*WRITTEN REQUEST*: Determine which lines of the records include the word "than", and copy them.

=== DATA TO USE ===

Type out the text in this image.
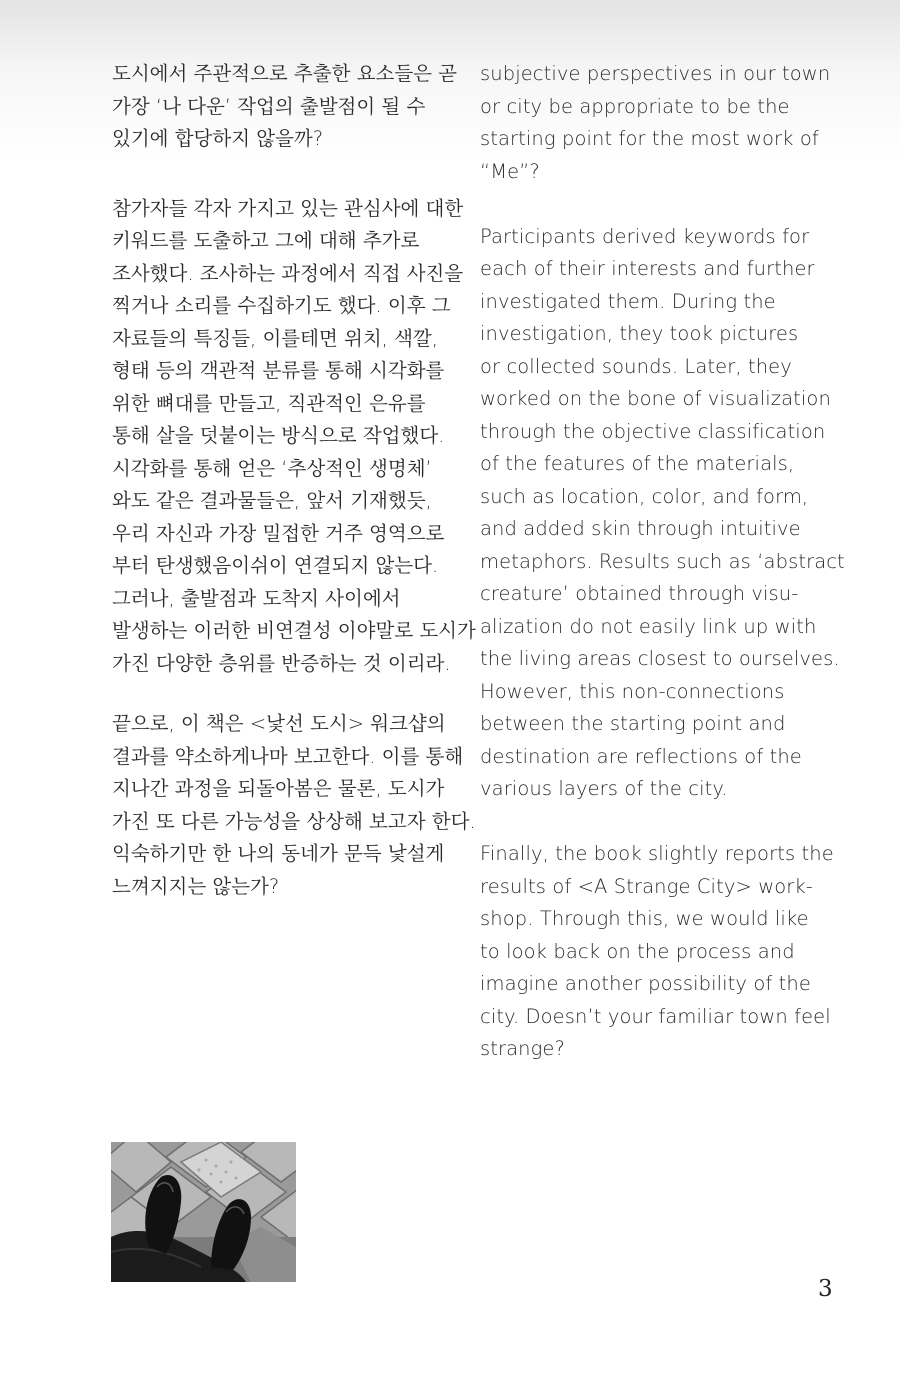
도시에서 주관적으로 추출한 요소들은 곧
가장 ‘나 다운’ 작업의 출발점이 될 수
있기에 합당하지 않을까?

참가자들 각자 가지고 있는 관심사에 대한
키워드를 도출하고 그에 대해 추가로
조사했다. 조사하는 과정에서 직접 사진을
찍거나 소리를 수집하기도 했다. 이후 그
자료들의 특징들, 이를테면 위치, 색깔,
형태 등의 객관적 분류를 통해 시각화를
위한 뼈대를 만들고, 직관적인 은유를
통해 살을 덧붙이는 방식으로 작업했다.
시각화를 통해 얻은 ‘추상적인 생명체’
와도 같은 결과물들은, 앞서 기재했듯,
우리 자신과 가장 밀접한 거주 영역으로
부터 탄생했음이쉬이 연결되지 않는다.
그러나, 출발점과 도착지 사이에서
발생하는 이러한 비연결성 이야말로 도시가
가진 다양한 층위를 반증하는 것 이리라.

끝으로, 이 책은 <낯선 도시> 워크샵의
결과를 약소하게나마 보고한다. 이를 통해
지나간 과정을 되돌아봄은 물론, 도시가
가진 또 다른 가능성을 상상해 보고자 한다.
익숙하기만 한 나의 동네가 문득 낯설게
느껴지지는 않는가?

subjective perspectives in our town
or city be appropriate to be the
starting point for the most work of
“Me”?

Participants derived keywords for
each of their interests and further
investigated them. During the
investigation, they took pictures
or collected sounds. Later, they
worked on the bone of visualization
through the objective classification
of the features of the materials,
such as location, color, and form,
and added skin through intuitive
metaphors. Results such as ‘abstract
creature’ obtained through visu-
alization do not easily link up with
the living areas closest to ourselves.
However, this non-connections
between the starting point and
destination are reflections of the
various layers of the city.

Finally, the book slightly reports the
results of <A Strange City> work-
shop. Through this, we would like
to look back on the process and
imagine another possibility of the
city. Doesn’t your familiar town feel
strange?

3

===
=== DATA TO USE ===

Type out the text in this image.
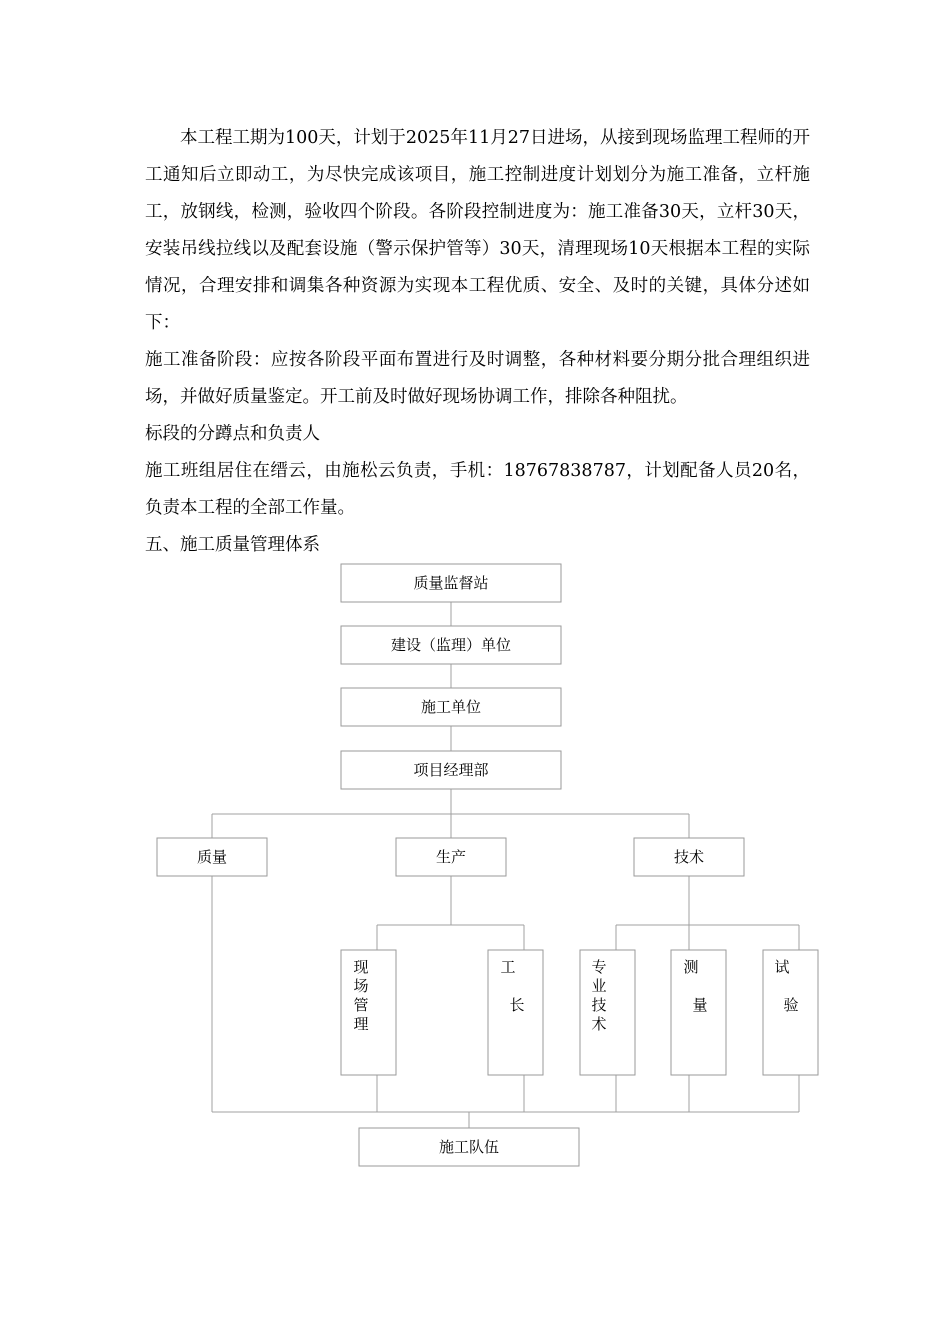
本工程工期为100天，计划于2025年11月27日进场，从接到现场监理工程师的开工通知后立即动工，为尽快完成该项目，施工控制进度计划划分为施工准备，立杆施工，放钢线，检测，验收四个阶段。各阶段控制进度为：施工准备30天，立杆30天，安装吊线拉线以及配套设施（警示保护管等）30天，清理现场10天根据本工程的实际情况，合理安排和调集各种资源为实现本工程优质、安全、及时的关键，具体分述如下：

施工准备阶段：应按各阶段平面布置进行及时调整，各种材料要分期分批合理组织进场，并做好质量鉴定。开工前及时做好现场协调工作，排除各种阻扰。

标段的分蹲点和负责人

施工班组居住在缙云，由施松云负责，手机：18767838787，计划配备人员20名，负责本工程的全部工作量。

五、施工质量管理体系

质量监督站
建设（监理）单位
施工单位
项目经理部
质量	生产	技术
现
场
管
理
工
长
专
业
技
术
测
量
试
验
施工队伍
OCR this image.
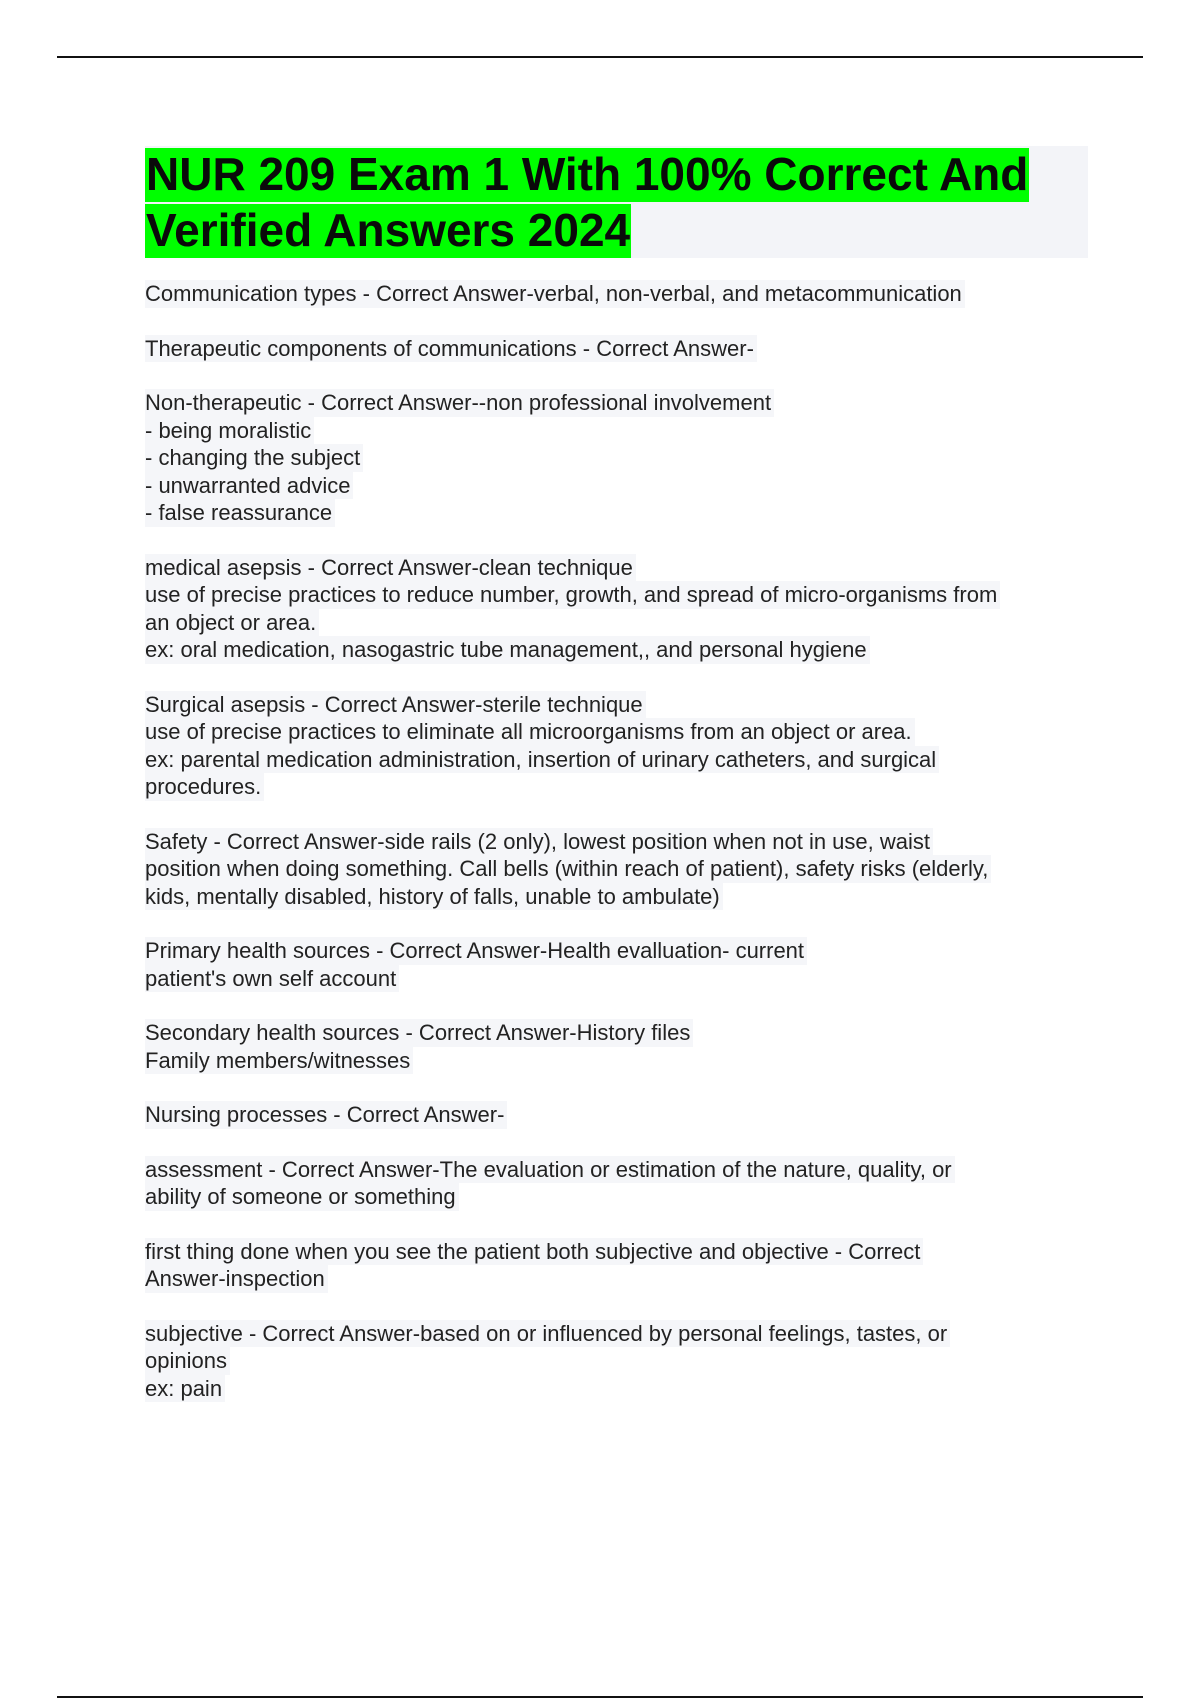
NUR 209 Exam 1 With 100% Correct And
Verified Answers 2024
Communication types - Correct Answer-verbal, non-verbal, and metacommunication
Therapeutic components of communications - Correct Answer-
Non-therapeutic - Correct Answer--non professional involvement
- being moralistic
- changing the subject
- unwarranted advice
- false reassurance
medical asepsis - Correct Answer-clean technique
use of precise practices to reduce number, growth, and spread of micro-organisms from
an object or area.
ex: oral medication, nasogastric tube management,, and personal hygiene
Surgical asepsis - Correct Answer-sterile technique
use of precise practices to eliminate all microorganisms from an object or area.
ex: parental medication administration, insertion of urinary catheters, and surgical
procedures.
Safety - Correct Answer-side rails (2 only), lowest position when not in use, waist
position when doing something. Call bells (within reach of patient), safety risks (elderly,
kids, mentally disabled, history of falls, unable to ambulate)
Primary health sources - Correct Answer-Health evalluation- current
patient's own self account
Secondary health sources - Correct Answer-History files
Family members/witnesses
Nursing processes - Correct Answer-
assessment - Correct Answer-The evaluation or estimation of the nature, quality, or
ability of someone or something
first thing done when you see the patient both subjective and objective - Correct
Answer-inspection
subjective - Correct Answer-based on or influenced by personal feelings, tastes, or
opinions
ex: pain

===
=== DATA TO USE ===

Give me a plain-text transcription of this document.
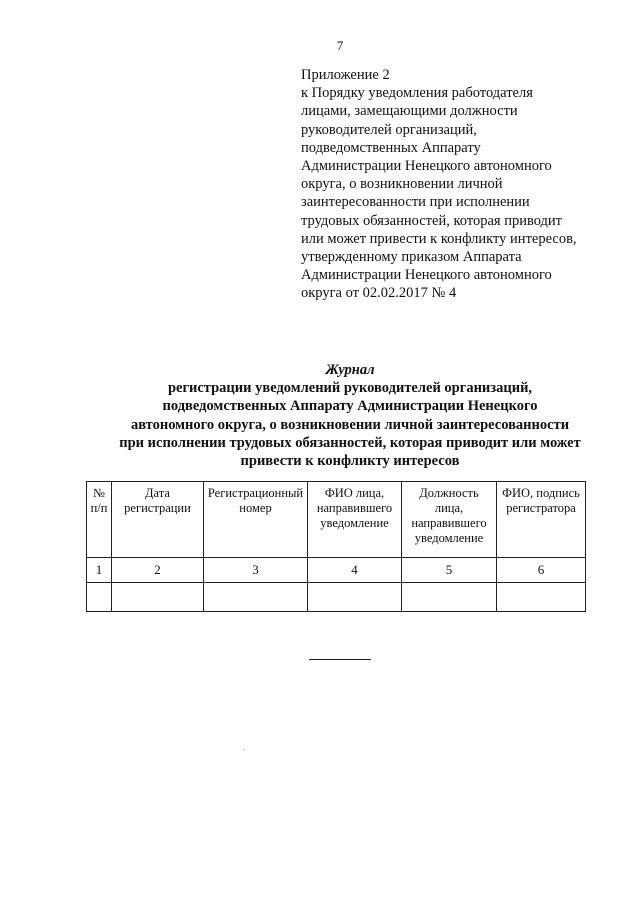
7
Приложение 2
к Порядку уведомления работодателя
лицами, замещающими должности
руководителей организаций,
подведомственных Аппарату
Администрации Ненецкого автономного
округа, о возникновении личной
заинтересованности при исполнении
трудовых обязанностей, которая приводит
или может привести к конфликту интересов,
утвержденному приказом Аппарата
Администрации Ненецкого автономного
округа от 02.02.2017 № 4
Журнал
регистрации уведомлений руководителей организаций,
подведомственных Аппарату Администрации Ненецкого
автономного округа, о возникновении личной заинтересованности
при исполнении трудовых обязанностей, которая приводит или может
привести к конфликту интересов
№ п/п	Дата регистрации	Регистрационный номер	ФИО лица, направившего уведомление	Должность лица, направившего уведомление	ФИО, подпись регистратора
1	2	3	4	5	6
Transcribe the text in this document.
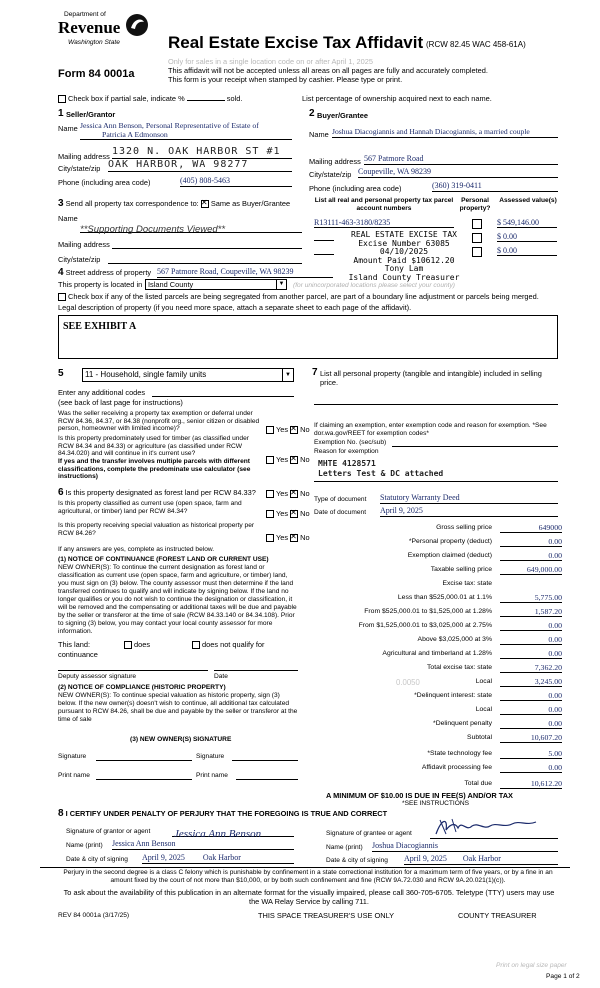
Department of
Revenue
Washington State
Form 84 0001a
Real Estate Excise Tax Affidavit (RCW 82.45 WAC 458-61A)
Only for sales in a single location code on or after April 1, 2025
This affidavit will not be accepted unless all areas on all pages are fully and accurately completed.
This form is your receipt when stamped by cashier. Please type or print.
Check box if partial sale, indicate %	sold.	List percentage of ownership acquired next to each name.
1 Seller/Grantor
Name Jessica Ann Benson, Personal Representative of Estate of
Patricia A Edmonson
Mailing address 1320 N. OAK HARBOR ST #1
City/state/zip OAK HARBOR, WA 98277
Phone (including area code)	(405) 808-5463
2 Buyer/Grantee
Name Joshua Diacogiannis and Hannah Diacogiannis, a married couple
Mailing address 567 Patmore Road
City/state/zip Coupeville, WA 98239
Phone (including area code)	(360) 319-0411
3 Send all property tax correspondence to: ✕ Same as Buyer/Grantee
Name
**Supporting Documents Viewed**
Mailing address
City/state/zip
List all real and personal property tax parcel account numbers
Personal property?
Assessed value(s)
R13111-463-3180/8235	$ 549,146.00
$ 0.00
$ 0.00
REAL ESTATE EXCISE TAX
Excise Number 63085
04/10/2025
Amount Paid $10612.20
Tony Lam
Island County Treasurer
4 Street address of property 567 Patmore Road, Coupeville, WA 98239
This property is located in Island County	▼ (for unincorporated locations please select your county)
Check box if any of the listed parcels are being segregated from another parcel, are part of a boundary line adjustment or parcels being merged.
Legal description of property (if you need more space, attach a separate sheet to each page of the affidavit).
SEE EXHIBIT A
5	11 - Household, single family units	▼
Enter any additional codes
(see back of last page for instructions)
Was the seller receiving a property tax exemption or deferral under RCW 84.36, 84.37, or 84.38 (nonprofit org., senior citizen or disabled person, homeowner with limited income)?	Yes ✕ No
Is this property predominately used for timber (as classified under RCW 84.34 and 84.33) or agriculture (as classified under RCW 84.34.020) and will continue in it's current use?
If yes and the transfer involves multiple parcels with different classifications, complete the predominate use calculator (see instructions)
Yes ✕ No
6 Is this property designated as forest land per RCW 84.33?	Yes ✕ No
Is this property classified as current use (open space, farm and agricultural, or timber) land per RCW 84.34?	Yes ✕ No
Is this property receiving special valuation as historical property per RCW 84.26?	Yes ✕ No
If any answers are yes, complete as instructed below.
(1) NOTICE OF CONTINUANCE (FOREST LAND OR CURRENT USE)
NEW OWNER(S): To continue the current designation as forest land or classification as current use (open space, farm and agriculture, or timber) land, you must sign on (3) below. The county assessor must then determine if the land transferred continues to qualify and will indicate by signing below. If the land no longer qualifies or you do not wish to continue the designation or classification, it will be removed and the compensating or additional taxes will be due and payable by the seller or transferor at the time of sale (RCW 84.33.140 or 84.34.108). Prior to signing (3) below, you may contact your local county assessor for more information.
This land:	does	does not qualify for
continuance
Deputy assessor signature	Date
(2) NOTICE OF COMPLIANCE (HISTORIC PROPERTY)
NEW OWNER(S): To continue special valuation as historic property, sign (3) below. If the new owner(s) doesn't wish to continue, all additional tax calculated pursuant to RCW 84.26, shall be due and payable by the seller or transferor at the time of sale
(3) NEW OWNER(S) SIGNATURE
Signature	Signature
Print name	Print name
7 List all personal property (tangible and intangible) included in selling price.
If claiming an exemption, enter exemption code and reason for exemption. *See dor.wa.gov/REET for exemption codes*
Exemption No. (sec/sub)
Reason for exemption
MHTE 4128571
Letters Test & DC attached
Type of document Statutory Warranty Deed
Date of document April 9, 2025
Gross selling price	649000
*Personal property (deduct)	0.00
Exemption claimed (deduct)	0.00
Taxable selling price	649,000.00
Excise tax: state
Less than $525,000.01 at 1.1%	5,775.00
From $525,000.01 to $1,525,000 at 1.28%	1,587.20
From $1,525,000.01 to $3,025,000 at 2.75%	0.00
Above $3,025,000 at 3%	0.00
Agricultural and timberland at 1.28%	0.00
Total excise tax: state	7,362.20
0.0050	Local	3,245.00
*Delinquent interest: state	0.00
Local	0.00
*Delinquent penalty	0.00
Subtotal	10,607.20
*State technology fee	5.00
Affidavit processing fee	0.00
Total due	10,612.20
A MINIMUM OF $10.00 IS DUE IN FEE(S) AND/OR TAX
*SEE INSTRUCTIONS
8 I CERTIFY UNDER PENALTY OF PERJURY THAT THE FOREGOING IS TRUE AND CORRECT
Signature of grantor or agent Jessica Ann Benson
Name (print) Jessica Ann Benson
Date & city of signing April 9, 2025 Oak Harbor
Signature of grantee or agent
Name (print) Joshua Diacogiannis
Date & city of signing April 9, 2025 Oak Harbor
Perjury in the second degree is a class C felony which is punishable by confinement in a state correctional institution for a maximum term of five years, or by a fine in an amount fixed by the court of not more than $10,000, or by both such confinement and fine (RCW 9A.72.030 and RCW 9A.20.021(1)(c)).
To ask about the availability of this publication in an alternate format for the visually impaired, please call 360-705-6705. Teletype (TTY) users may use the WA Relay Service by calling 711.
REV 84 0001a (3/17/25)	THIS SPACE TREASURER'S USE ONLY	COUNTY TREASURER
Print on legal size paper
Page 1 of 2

===

*COMPLETED TASK*:
Less than $525,000.01 at 1.1%	5,775.00
Perjury in the second degree is a class C felony which is punishable by confinement in a state correctional institution for a maximum term of five years, or by a fine in an amount fixed by the court of not more than $10,000, or by both such confinement and fine (RCW 9A.72.030 and RCW 9A.20.021(1)(c)).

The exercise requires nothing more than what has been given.